[Records for the task Boundary: Start]

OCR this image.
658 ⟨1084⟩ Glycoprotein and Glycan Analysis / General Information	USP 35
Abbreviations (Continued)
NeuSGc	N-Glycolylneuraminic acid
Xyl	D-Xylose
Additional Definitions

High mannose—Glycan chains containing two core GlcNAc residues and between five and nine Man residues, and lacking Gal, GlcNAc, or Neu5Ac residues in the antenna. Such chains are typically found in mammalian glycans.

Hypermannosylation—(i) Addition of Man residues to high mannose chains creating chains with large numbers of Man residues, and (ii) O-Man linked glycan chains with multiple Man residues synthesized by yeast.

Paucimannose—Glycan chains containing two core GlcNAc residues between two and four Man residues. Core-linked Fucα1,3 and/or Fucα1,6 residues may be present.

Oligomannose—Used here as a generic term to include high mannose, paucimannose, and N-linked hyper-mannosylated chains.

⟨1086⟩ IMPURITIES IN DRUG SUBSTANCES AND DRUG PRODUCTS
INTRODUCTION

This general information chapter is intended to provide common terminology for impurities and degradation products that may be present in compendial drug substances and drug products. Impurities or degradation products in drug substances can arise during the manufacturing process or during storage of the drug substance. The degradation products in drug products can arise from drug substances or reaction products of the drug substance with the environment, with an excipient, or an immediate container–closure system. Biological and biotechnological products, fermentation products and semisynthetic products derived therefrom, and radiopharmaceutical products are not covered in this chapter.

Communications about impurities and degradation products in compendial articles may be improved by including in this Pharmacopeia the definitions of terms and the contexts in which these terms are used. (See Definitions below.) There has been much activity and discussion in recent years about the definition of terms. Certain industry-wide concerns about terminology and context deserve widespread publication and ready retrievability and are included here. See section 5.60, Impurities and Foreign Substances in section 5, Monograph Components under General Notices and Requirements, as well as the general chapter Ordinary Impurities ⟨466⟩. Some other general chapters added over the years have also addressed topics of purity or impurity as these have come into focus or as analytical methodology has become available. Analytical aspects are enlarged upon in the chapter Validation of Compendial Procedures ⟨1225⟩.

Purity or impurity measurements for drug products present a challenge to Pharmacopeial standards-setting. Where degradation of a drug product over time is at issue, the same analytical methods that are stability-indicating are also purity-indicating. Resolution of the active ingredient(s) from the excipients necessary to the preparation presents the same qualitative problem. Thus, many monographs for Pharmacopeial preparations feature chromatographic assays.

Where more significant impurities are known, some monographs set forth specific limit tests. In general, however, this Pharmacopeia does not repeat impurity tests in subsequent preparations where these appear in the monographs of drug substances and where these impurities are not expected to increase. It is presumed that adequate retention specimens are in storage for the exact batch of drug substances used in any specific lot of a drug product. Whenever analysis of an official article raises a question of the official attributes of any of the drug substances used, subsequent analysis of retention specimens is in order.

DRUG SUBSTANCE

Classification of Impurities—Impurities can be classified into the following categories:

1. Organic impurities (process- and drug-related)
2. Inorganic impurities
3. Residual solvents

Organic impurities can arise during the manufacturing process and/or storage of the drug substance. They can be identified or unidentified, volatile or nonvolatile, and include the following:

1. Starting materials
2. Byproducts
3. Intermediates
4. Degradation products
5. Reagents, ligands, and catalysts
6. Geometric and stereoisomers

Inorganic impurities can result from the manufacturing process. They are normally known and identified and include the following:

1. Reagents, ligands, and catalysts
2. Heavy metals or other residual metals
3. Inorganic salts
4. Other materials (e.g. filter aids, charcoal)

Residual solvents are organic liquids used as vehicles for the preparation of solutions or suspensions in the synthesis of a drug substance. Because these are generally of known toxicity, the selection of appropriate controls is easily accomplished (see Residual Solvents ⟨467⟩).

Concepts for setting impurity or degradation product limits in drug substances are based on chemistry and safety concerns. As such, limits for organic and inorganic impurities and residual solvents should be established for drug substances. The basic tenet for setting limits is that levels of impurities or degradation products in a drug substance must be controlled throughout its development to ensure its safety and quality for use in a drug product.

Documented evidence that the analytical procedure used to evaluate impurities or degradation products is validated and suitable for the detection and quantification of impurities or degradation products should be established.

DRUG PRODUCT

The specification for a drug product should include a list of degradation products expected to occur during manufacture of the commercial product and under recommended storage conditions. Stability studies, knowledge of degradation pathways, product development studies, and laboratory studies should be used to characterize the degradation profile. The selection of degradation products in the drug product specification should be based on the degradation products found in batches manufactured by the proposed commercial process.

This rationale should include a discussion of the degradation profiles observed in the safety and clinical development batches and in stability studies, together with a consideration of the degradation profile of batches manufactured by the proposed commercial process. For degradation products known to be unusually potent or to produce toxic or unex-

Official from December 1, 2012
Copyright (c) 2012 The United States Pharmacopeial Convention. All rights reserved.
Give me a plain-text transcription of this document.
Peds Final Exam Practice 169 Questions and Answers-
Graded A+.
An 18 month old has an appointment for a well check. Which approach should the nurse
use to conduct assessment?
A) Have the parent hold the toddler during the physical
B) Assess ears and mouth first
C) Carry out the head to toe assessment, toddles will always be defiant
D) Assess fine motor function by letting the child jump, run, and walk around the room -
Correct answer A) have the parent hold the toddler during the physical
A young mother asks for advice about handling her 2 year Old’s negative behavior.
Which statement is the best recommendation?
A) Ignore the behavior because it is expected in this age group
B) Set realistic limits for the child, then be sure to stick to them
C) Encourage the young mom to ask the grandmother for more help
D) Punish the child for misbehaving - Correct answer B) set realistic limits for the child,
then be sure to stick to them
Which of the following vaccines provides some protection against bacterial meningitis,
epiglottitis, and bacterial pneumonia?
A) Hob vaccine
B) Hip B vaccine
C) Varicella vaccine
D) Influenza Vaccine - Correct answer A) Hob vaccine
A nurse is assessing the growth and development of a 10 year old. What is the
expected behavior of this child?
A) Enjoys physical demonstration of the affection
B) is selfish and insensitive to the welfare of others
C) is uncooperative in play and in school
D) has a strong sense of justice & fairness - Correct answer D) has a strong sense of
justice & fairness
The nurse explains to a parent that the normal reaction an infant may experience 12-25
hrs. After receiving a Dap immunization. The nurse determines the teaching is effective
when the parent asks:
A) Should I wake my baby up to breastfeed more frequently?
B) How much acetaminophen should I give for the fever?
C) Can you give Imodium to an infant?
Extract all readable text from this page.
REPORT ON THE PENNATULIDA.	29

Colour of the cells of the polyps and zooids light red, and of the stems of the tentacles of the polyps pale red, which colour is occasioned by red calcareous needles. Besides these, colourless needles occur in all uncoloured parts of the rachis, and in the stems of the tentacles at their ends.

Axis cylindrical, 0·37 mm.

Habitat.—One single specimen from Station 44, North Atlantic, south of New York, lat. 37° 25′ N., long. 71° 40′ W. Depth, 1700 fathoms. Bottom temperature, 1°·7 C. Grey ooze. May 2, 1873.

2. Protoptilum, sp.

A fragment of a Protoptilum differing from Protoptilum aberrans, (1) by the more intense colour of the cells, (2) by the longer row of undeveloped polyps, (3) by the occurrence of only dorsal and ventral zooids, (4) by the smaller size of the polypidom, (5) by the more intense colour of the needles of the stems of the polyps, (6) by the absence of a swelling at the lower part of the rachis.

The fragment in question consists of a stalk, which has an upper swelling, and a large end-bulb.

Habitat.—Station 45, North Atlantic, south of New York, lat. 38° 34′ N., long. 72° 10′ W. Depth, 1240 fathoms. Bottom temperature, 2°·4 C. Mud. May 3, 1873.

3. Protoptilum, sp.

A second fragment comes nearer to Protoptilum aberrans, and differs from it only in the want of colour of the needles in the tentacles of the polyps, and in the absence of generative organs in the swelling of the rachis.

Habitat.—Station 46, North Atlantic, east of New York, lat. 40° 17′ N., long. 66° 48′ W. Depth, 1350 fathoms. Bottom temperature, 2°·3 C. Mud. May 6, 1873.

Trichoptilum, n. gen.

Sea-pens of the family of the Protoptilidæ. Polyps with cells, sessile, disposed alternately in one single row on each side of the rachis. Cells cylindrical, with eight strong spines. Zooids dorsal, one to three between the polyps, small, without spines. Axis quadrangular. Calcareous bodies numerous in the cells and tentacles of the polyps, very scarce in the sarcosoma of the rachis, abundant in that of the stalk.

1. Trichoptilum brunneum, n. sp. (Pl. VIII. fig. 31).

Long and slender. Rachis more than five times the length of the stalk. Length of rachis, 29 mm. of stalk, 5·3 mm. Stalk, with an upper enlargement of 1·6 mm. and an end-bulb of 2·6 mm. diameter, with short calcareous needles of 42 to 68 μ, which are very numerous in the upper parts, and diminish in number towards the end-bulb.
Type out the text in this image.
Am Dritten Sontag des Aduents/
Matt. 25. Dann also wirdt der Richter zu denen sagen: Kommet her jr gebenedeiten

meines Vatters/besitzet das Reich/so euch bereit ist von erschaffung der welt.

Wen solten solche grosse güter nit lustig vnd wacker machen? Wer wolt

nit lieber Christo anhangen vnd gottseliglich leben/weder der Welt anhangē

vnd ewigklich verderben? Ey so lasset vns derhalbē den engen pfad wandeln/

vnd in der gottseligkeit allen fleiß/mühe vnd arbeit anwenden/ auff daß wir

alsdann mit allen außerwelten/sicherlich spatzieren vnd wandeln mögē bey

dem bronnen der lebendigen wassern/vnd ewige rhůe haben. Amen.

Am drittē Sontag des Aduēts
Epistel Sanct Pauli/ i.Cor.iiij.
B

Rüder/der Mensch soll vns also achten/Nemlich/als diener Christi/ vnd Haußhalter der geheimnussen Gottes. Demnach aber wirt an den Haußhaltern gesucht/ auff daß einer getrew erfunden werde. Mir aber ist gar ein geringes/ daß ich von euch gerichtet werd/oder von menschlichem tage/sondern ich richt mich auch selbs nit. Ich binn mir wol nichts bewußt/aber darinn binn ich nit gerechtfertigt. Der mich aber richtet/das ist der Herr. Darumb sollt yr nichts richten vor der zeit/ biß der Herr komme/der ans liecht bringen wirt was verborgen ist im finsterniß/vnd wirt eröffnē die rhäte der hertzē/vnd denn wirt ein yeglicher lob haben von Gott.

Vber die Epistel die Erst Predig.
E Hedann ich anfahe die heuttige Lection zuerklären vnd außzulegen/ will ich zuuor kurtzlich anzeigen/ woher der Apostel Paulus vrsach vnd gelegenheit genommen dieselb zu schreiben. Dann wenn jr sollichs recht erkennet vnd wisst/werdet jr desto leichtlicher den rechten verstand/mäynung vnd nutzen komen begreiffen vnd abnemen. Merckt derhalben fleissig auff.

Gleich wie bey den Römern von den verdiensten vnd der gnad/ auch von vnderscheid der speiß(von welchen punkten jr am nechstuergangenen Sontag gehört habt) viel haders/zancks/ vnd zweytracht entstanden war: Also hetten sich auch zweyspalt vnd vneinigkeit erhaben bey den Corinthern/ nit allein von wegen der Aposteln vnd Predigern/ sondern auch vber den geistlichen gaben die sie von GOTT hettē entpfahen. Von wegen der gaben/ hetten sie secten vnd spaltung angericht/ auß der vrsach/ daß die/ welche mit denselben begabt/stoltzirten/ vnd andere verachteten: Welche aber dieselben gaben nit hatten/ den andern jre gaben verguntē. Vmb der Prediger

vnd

[Records for the task Boundary: End]

Exercise details.
Search the material above for the word "Station", and return each line that holds it.

Answer to the problem.
Habitat.—One single specimen from Station 44, North Atlantic, south of New York, lat. 37° 25′ N., long. 71° 40′ W. Depth, 1700 fathoms. Bottom temperature, 1°·7 C. Grey ooze. May 2, 1873.
Habitat.—Station 45, North Atlantic, south of New York, lat. 38° 34′ N., long. 72° 10′ W. Depth, 1240 fathoms. Bottom temperature, 2°·4 C. Mud. May 3, 1873.
Habitat.—Station 46, North Atlantic, east of New York, lat. 40° 17′ N., long. 66° 48′ W. Depth, 1350 fathoms. Bottom temperature, 2°·3 C. Mud. May 6, 1873.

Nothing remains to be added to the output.